- PROBLEM REQUIREMENTS -
All entries must be extracted exactly, with nothing added or dropped.

Entries with figure data
━━━━

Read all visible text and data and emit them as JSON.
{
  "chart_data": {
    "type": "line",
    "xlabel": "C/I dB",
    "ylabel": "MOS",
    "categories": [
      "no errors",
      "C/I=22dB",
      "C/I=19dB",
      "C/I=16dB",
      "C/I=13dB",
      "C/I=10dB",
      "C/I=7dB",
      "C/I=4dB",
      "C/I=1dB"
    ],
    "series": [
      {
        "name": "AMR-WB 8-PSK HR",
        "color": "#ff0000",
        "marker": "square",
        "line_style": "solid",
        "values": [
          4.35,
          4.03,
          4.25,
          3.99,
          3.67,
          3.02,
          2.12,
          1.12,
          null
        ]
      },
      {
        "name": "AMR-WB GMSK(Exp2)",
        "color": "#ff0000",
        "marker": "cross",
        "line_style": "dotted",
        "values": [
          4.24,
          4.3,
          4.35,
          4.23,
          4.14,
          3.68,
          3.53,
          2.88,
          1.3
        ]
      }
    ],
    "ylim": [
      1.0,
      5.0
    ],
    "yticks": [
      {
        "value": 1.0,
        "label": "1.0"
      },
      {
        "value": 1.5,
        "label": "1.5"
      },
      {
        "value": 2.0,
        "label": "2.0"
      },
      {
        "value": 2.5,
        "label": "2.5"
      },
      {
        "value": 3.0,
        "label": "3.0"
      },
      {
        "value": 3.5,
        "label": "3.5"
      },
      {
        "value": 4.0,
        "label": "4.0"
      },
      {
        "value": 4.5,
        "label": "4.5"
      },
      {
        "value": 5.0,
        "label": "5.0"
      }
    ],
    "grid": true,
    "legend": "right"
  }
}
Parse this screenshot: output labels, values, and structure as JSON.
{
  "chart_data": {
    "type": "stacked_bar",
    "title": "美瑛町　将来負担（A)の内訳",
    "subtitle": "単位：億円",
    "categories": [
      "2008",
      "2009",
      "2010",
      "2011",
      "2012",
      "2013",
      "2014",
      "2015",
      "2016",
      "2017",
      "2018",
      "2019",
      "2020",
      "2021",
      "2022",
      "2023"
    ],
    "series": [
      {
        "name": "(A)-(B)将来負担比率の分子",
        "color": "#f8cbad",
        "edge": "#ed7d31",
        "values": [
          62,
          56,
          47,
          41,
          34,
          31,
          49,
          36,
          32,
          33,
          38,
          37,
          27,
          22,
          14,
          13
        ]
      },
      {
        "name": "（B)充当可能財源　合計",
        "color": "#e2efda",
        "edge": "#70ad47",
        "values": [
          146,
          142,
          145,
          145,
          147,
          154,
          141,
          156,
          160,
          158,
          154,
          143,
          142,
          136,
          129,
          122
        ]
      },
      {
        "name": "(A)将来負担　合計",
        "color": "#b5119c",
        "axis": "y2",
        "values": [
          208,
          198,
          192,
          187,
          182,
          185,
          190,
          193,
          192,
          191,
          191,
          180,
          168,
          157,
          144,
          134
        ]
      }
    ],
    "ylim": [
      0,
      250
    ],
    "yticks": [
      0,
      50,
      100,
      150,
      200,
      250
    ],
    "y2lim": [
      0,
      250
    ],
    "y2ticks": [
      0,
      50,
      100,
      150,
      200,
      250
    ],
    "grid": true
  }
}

━━━━

- TASK RESPONSE -
Read all visible text and data and emit them as JSON.
{
  "chart_data": {
    "type": "line",
    "xlabel": "C/I dB",
    "ylabel": "MOS",
    "categories": [
      "no errors",
      "C/I=22dB",
      "C/I=19dB",
      "C/I=16dB",
      "C/I=13dB",
      "C/I=10dB",
      "C/I=7dB",
      "C/I=4dB",
      "C/I=1dB"
    ],
    "series": [
      {
        "name": "AMR-WB 8-PSK HR",
        "color": "#ff0000",
        "marker": "square",
        "line_style": "solid",
        "values": [
          4.35,
          4.03,
          4.25,
          3.99,
          3.67,
          3.02,
          2.12,
          1.12,
          null
        ]
      },
      {
        "name": "AMR-WB GMSK(Exp2)",
        "color": "#ff0000",
        "marker": "cross",
        "line_style": "dotted",
        "values": [
          4.24,
          4.3,
          4.35,
          4.23,
          4.14,
          3.68,
          3.53,
          2.88,
          1.3
        ]
      }
    ],
    "ylim": [
      1.0,
      5.0
    ],
    "yticks": [
      {
        "value": 1.0,
        "label": "1.0"
      },
      {
        "value": 1.5,
        "label": "1.5"
      },
      {
        "value": 2.0,
        "label": "2.0"
      },
      {
        "value": 2.5,
        "label": "2.5"
      },
      {
        "value": 3.0,
        "label": "3.0"
      },
      {
        "value": 3.5,
        "label": "3.5"
      },
      {
        "value": 4.0,
        "label": "4.0"
      },
      {
        "value": 4.5,
        "label": "4.5"
      },
      {
        "value": 5.0,
        "label": "5.0"
      }
    ],
    "grid": true,
    "legend": "right"
  }
}
Parse this screenshot: output labels, values, and structure as JSON.
{
  "chart_data": {
    "type": "stacked_bar",
    "title": "美瑛町　将来負担（A)の内訳",
    "subtitle": "単位：億円",
    "categories": [
      "2008",
      "2009",
      "2010",
      "2011",
      "2012",
      "2013",
      "2014",
      "2015",
      "2016",
      "2017",
      "2018",
      "2019",
      "2020",
      "2021",
      "2022",
      "2023"
    ],
    "series": [
      {
        "name": "(A)-(B)将来負担比率の分子",
        "color": "#f8cbad",
        "edge": "#ed7d31",
        "values": [
          62,
          56,
          47,
          41,
          34,
          31,
          49,
          36,
          32,
          33,
          38,
          37,
          27,
          22,
          14,
          13
        ]
      },
      {
        "name": "（B)充当可能財源　合計",
        "color": "#e2efda",
        "edge": "#70ad47",
        "values": [
          146,
          142,
          145,
          145,
          147,
          154,
          141,
          156,
          160,
          158,
          154,
          143,
          142,
          136,
          129,
          122
        ]
      },
      {
        "name": "(A)将来負担　合計",
        "color": "#b5119c",
        "axis": "y2",
        "values": [
          208,
          198,
          192,
          187,
          182,
          185,
          190,
          193,
          192,
          191,
          191,
          180,
          168,
          157,
          144,
          134
        ]
      }
    ],
    "ylim": [
      0,
      250
    ],
    "yticks": [
      0,
      50,
      100,
      150,
      200,
      250
    ],
    "y2lim": [
      0,
      250
    ],
    "y2ticks": [
      0,
      50,
      100,
      150,
      200,
      250
    ],
    "grid": true
  }
}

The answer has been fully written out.